===== RAW DATA
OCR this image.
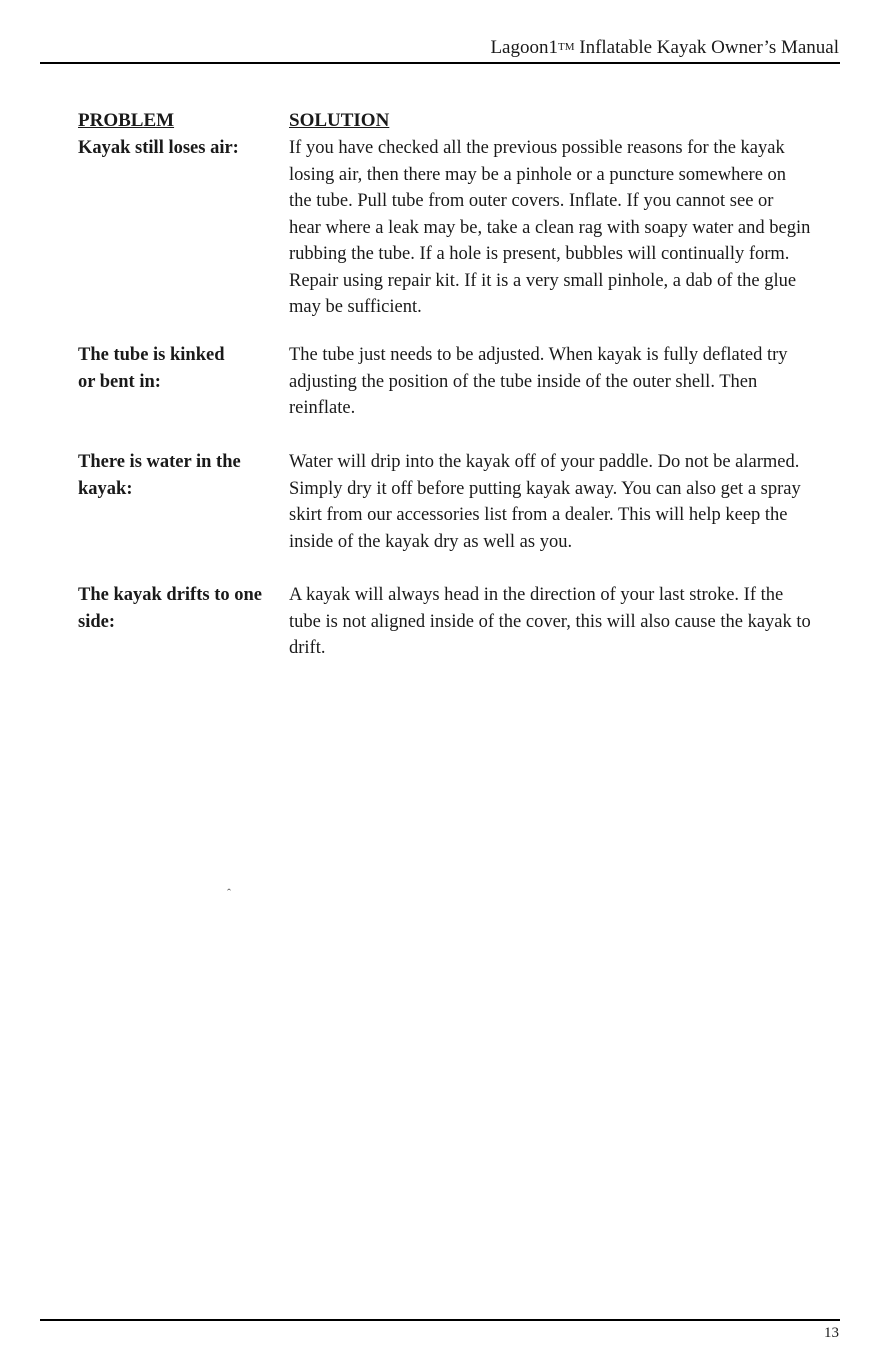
Lagoon1™ Inflatable Kayak Owner’s Manual
PROBLEM	SOLUTION
Kayak still loses air:	If you have checked all the previous possible reasons for the kayak
losing air, then there may be a pinhole or a puncture somewhere on
the tube. Pull tube from outer covers. Inflate. If you cannot see or
hear where a leak may be, take a clean rag with soapy water and begin
rubbing the tube. If a hole is present, bubbles will continually form.
Repair using repair kit. If it is a very small pinhole, a dab of the glue
may be sufficient.
The tube is kinked
or bent in:
The tube just needs to be adjusted. When kayak is fully deflated try
adjusting the position of the tube inside of the outer shell. Then
reinflate.
There is water in the
kayak:
Water will drip into the kayak off of your paddle. Do not be alarmed.
Simply dry it off before putting kayak away. You can also get a spray
skirt from our accessories list from a dealer. This will help keep the
inside of the kayak dry as well as you.
The kayak drifts to one
side:
A kayak will always head in the direction of your last stroke. If the
tube is not aligned inside of the cover, this will also cause the kayak to
drift.
ˆ
13
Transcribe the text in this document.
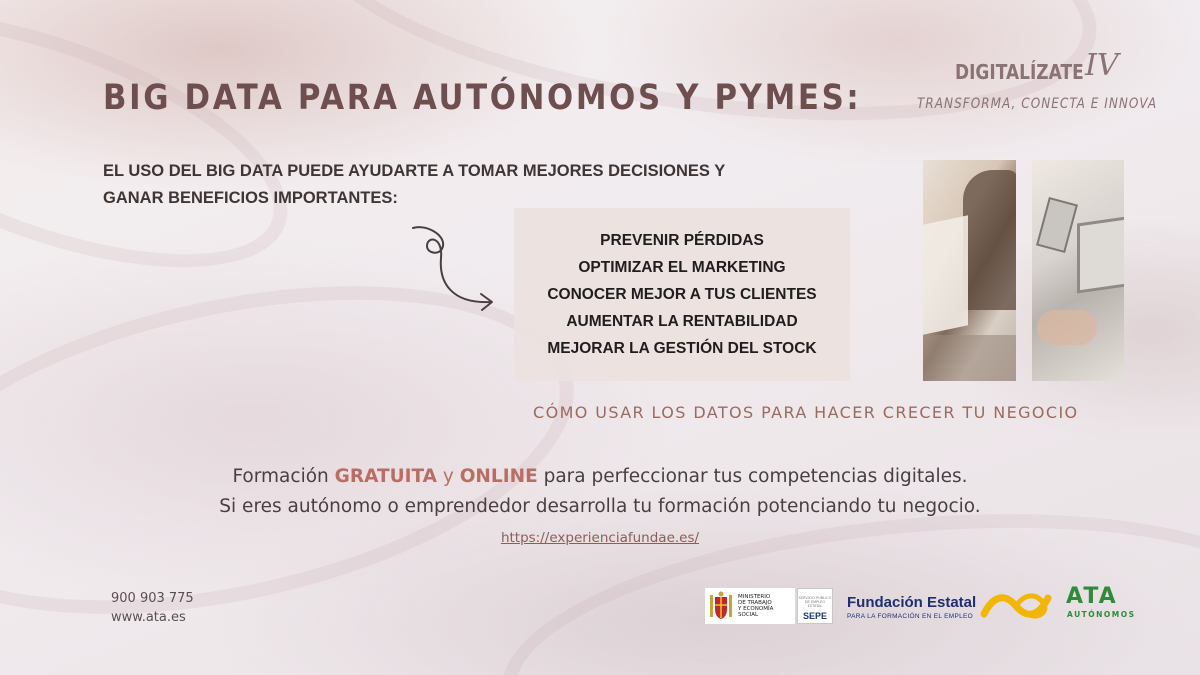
BIG DATA PARA AUTÓNOMOS Y PYMES:
DIGITALÍZATE IV
TRANSFORMA, CONECTA E INNOVA
EL USO DEL BIG DATA PUEDE AYUDARTE A TOMAR MEJORES DECISIONES Y
GANAR BENEFICIOS IMPORTANTES:
PREVENIR PÉRDIDAS
OPTIMIZAR EL MARKETING
CONOCER MEJOR A TUS CLIENTES
AUMENTAR LA RENTABILIDAD
MEJORAR LA GESTIÓN DEL STOCK
CÓMO USAR LOS DATOS PARA HACER CRECER TU NEGOCIO
Formación GRATUITA y ONLINE para perfeccionar tus competencias digitales.
Si eres autónomo o emprendedor desarrolla tu formación potenciando tu negocio.
https://experienciafundae.es/
900 903 775
www.ata.es
MINISTERIO
DE TRABAJO
Y ECONOMÍA SOCIAL
SERVICIO PÚBLICO DE EMPLEO ESTATAL
SEPE
Fundación Estatal
PARA LA FORMACIÓN EN EL EMPLEO
ATA
AUTÓNOMOS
==========
> **WHAT TO DO**
Pull every line containing "outer" from the data.

> **SOLUTION TO THIS PROBLEM**
the tube. Pull tube from outer covers. Inflate. If you cannot see or
adjusting the position of the tube inside of the outer shell. Then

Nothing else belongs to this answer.